Exercise directions →
Your task is to transcribe all the entries exactly, excluding pictures.

Dataset entries →
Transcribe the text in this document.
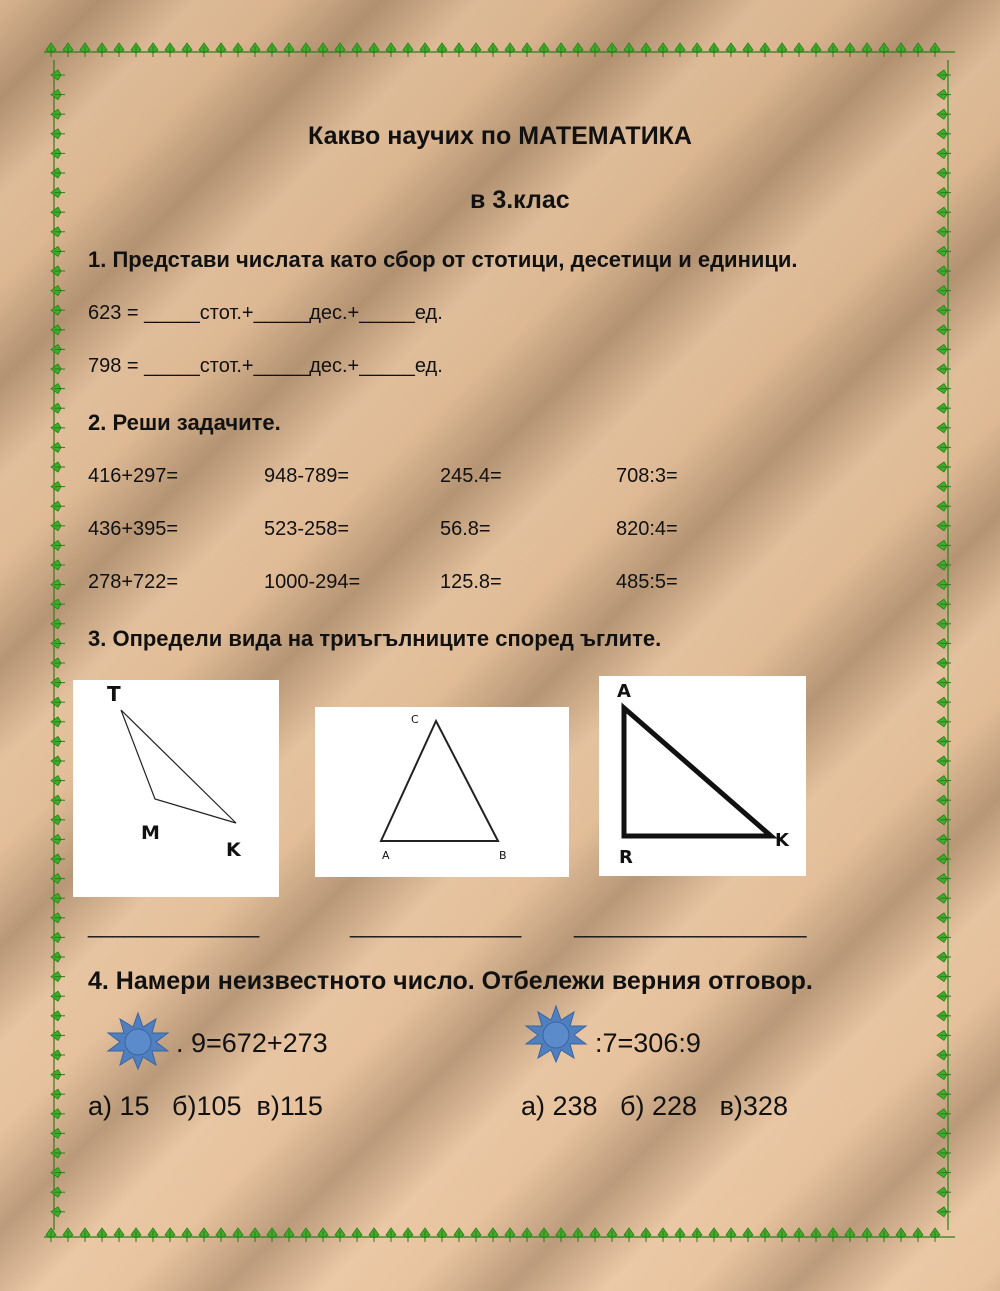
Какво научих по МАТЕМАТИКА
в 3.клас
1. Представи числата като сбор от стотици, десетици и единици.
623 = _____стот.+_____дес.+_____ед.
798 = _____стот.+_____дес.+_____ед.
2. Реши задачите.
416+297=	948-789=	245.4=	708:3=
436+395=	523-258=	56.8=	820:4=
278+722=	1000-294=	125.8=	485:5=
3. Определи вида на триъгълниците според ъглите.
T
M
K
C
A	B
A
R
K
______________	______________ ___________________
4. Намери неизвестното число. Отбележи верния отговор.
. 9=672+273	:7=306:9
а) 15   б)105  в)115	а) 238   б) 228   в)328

Complete response →
Transcribe the text in this document.
Какво научих по МАТЕМАТИКА
в 3.клас
1. Представи числата като сбор от стотици, десетици и единици.
623 = _____стот.+_____дес.+_____ед.
798 = _____стот.+_____дес.+_____ед.
2. Реши задачите.
416+297=	948-789=	245.4=	708:3=
436+395=	523-258=	56.8=	820:4=
278+722=	1000-294=	125.8=	485:5=
3. Определи вида на триъгълниците според ъглите.
T
M
K
C
A	B
A
R
K
______________	______________ ___________________
4. Намери неизвестното число. Отбележи верния отговор.
. 9=672+273	:7=306:9
а) 15   б)105  в)115	а) 238   б) 228   в)328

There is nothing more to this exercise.